DO THIS
Check each line of the records for "DLUQUIKINHA"; collect those that have it.

-------- INPUT ROWS --------

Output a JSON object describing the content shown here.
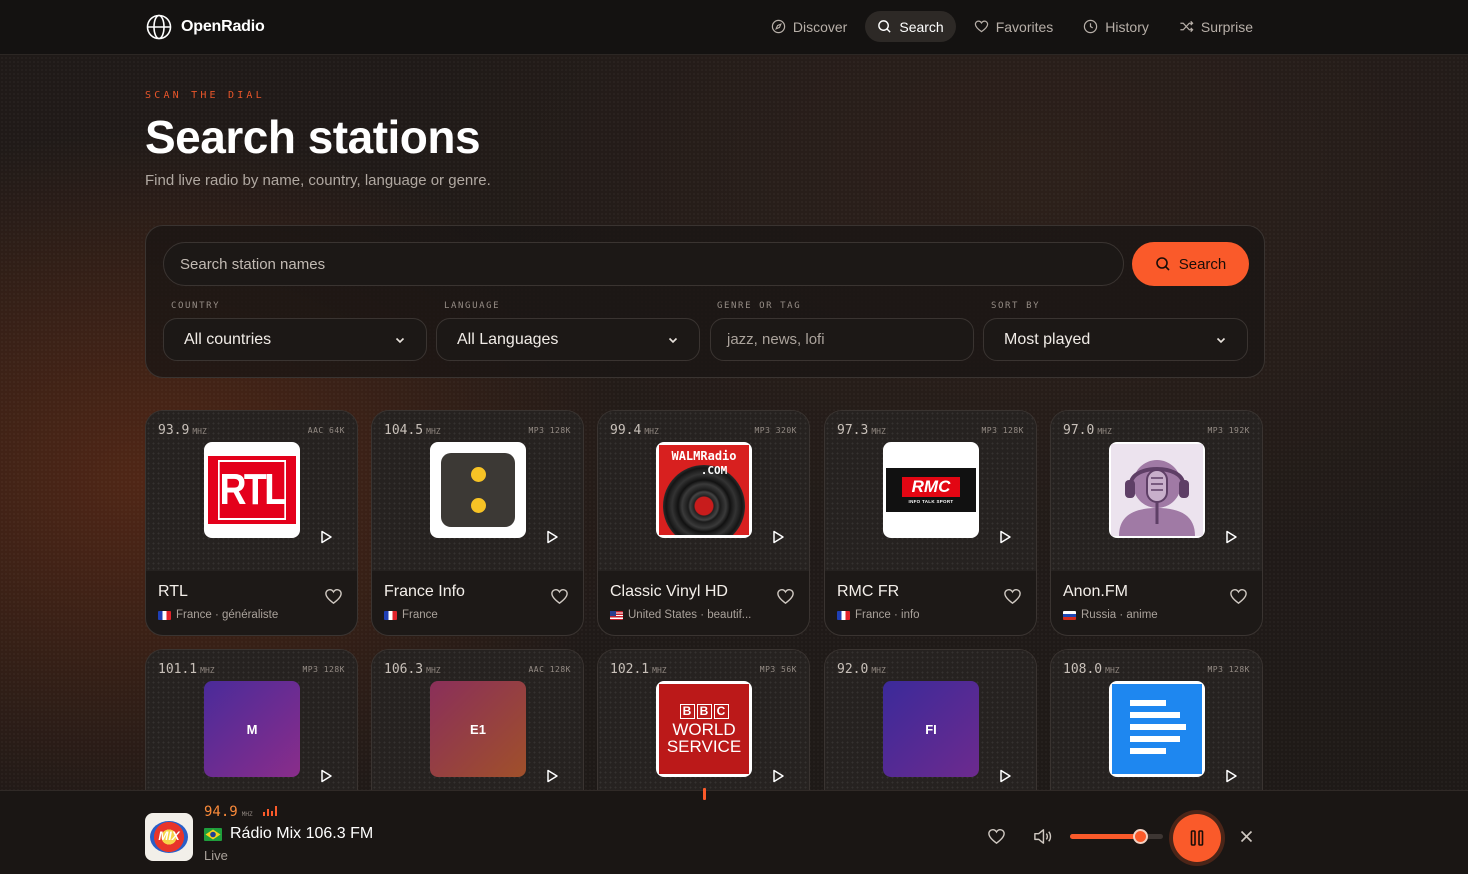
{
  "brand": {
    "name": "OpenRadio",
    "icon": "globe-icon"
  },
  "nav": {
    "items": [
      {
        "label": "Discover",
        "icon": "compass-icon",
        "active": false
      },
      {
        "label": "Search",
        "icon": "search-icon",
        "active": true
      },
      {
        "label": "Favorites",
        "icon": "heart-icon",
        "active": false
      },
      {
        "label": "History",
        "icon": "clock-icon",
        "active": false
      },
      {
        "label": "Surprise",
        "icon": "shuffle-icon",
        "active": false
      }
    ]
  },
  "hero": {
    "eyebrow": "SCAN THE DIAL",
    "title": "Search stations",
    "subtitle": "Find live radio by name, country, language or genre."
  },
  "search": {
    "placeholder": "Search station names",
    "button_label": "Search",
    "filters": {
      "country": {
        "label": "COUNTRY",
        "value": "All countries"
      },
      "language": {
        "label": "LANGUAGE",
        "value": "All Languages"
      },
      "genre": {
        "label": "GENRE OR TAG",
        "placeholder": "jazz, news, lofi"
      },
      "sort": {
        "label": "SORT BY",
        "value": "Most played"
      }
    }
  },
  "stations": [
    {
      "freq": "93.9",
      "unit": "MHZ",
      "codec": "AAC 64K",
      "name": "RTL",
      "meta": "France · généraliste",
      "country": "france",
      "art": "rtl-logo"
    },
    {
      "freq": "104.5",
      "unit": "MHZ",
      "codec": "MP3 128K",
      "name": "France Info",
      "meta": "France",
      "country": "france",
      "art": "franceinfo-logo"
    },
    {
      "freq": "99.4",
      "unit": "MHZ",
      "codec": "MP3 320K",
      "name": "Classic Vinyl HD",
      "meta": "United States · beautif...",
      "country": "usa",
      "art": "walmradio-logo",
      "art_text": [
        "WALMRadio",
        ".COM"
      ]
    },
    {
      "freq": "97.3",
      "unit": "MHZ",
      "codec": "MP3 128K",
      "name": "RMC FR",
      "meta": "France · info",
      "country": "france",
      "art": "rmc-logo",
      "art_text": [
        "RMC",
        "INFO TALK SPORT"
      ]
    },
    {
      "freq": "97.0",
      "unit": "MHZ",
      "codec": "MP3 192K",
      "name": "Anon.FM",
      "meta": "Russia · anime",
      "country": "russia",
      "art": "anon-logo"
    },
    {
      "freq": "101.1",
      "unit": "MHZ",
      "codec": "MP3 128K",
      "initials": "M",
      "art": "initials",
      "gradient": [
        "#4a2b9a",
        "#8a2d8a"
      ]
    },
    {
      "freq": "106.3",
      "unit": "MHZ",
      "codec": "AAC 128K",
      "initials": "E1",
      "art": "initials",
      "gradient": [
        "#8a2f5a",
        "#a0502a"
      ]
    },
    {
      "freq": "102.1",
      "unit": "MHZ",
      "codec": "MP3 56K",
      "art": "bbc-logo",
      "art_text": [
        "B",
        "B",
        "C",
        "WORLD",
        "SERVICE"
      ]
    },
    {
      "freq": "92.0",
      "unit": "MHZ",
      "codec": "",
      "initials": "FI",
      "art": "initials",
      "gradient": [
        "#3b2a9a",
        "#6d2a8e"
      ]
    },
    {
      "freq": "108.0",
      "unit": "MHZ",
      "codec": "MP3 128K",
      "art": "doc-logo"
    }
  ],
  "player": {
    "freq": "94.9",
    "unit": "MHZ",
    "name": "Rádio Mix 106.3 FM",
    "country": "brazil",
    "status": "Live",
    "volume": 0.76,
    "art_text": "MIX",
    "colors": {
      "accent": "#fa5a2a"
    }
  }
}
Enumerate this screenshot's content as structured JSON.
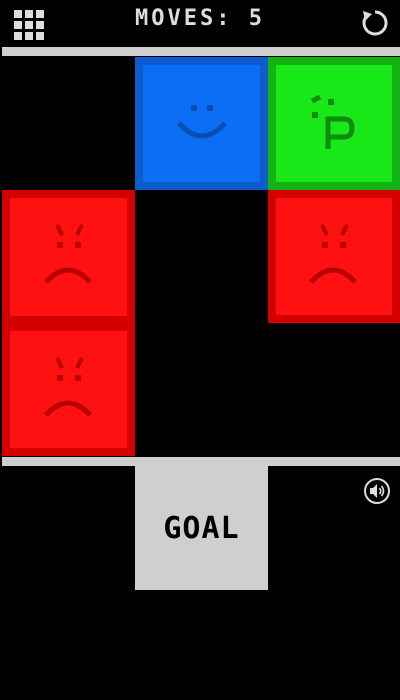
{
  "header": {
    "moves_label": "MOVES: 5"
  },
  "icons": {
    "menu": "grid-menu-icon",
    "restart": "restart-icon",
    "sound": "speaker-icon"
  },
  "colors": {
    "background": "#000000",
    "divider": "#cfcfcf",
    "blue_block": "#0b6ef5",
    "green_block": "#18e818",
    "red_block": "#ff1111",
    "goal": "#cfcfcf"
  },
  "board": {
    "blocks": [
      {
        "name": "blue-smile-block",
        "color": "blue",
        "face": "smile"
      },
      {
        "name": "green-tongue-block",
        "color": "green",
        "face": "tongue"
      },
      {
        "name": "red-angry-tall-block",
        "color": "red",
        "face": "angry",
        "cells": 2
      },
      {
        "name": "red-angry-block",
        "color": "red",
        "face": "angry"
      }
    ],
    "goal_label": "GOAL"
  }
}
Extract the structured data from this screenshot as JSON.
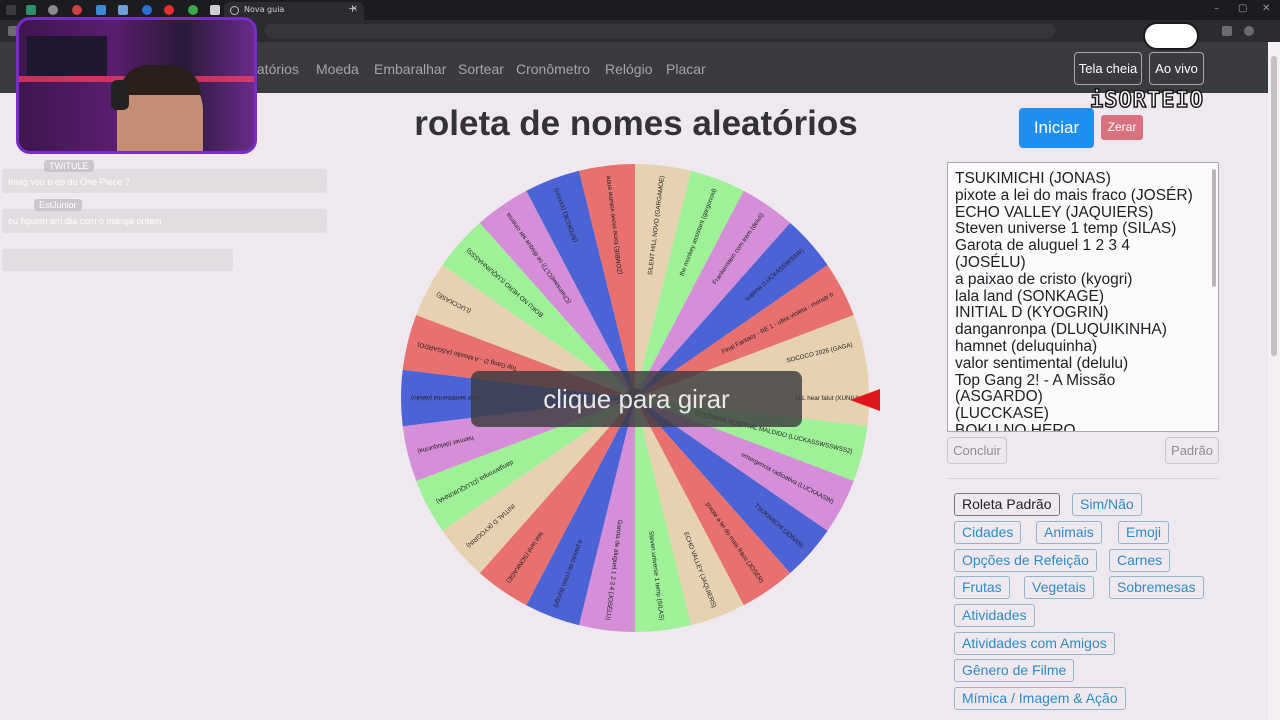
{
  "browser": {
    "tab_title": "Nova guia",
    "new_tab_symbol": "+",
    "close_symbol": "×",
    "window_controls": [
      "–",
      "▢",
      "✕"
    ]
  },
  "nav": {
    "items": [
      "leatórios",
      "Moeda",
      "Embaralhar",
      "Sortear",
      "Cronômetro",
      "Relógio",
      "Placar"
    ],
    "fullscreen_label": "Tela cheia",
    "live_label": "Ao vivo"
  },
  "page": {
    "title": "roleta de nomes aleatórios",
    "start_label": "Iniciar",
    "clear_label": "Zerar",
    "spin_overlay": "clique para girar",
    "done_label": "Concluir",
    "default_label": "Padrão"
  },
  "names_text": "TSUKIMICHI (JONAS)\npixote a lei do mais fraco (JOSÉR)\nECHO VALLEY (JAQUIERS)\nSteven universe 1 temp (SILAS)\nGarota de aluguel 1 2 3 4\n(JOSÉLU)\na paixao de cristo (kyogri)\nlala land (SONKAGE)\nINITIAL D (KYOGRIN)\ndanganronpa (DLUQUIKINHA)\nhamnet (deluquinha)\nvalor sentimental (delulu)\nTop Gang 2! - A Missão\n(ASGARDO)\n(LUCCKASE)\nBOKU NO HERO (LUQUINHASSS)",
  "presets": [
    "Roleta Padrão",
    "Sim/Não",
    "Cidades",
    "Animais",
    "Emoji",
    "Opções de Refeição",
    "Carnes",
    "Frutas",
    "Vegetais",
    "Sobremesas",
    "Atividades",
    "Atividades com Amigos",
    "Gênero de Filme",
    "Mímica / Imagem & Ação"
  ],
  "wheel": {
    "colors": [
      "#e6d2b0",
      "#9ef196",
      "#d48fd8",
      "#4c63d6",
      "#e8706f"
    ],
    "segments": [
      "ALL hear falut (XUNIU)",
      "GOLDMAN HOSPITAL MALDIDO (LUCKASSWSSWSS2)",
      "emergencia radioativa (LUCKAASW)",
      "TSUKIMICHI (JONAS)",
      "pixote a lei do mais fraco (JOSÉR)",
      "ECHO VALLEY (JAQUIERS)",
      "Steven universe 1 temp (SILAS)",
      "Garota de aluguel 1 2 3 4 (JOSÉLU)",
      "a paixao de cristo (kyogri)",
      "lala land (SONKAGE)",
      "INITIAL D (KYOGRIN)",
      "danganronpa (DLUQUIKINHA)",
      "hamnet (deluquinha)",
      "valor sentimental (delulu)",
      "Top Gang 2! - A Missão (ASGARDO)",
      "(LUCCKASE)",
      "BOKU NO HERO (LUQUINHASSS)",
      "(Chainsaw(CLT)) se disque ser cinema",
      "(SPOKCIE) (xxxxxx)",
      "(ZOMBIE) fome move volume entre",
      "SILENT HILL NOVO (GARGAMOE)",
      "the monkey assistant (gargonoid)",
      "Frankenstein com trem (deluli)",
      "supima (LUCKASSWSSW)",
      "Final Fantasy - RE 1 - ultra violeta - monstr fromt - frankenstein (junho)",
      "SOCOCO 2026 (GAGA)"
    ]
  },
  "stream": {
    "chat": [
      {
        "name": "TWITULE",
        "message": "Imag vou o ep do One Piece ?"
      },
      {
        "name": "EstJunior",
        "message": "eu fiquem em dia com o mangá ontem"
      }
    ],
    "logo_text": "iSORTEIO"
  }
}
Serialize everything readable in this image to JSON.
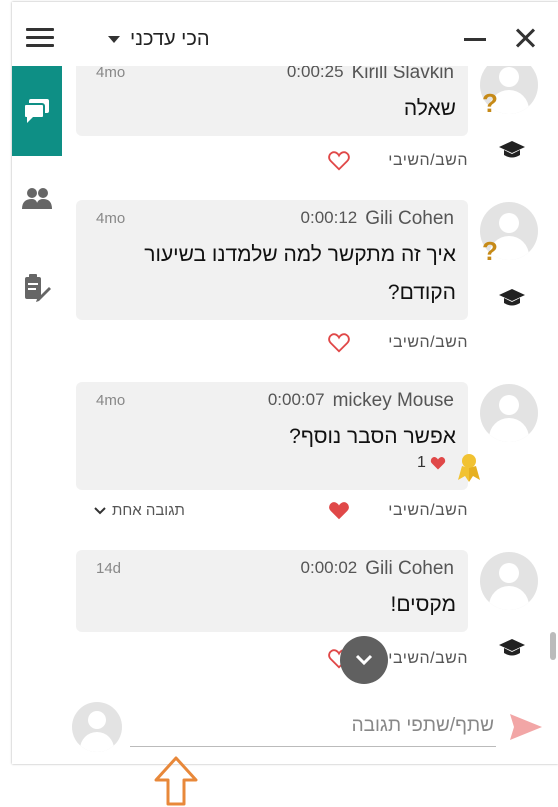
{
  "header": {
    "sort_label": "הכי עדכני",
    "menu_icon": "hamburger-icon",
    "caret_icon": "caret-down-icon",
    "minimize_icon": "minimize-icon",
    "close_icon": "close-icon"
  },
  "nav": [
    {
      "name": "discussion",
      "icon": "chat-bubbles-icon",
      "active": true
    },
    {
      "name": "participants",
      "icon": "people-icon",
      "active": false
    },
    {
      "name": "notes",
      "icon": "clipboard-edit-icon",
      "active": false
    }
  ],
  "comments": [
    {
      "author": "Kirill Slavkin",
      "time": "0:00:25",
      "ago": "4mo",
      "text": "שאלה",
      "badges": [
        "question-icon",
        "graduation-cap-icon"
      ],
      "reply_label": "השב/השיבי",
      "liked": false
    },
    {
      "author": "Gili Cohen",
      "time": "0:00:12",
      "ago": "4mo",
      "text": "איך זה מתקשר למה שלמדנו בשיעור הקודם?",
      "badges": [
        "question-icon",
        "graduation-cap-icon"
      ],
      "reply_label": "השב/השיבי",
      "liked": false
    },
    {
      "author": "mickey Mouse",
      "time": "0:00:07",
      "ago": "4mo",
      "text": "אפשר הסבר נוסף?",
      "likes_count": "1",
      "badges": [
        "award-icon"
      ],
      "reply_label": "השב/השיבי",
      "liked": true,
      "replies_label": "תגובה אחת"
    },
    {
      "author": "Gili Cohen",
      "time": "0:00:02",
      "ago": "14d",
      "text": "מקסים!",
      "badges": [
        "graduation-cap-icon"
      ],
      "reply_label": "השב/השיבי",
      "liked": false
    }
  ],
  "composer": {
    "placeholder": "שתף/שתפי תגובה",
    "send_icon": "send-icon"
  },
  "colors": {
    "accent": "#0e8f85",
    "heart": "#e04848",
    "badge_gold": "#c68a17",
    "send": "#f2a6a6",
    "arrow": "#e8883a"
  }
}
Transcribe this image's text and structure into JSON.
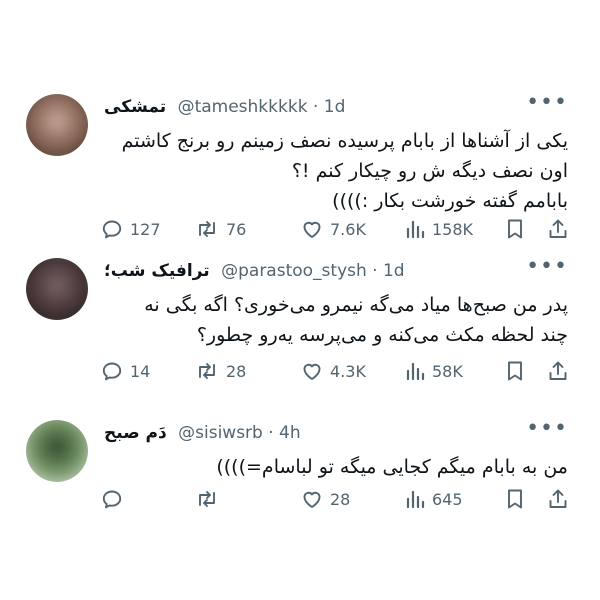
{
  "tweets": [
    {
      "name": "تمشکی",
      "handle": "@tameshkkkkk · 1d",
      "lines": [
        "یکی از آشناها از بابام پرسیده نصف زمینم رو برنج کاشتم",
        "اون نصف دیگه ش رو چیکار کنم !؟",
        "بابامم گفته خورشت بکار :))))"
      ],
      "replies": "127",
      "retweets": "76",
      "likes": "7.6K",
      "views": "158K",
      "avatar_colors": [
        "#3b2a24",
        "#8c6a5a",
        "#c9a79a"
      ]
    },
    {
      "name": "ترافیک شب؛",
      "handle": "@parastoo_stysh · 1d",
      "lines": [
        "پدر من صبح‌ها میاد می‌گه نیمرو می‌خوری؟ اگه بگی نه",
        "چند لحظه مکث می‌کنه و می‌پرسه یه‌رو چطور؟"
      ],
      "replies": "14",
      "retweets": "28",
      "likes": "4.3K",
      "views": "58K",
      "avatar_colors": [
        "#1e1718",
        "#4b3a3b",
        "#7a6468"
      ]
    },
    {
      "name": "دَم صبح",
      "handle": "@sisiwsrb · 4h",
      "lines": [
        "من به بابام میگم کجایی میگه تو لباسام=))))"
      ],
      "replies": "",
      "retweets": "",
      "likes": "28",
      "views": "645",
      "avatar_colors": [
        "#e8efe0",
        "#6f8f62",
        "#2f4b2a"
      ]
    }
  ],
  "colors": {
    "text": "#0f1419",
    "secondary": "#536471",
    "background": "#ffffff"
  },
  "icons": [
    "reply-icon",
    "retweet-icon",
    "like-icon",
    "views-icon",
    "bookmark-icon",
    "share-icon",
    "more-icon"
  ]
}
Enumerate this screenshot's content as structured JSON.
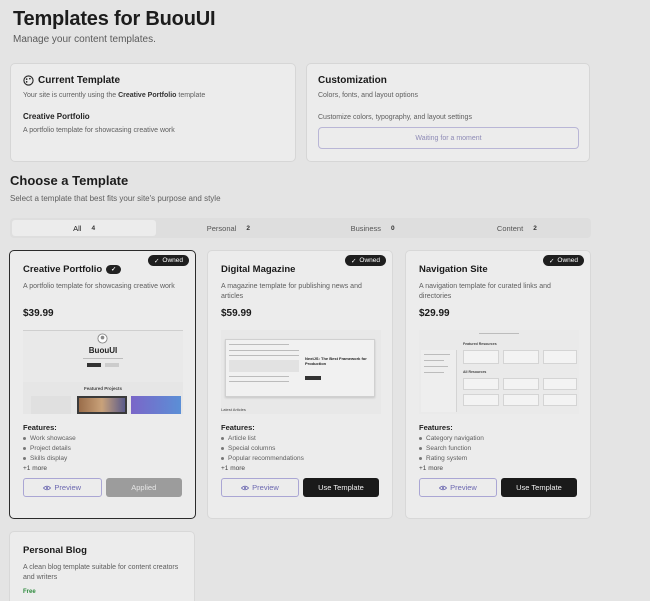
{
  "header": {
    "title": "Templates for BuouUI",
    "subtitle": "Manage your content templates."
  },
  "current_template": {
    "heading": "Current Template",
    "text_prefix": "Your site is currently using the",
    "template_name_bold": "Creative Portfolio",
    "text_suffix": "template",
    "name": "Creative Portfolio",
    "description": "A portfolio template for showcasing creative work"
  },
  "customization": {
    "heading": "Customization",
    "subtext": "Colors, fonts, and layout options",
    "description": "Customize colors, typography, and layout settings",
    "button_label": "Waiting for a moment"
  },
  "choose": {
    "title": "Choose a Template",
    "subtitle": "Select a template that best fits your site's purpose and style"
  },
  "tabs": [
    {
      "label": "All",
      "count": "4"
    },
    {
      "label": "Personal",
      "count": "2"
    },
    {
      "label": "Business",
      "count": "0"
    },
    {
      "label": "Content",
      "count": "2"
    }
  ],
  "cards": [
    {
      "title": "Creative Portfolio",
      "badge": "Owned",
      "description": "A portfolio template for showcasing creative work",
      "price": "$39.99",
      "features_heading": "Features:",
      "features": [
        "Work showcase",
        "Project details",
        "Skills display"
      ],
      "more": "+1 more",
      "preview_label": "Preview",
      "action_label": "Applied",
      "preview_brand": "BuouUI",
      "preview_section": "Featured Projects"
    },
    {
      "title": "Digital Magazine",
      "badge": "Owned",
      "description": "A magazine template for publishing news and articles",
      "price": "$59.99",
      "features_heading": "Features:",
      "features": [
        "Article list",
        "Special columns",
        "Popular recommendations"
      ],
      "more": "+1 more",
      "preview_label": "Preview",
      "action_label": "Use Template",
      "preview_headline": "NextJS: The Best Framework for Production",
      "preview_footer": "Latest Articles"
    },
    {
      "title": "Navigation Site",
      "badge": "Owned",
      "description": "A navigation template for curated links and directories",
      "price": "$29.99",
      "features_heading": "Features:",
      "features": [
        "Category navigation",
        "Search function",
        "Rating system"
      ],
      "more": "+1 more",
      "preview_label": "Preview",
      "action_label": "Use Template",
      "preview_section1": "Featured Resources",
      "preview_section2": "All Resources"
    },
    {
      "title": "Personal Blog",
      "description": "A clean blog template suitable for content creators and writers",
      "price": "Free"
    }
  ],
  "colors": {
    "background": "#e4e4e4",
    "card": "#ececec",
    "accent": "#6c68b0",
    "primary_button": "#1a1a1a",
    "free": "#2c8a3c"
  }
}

--------

FULL ANSWER
  "names_text": "TSUKIMICHI (JONAS)\npixote a lei do mais fraco (JOSÉR)\nECHO VALLEY (JAQUIERS)\nSteven universe 1 temp (SILAS)\nGarota de aluguel 1 2 3 4\n(JOSÉLU)\na paixao de cristo (kyogri)\nlala land (SONKAGE)\nINITIAL D (KYOGRIN)\ndanganronpa (DLUQUIKINHA)\nhamnet (deluquinha)\nvalor sentimental (delulu)\nTop Gang 2! - A Missão\n(ASGARDO)\n(LUCCKASE)\nBOKU NO HERO (LUQUINHASSS)",
      "danganronpa (DLUQUIKINHA)",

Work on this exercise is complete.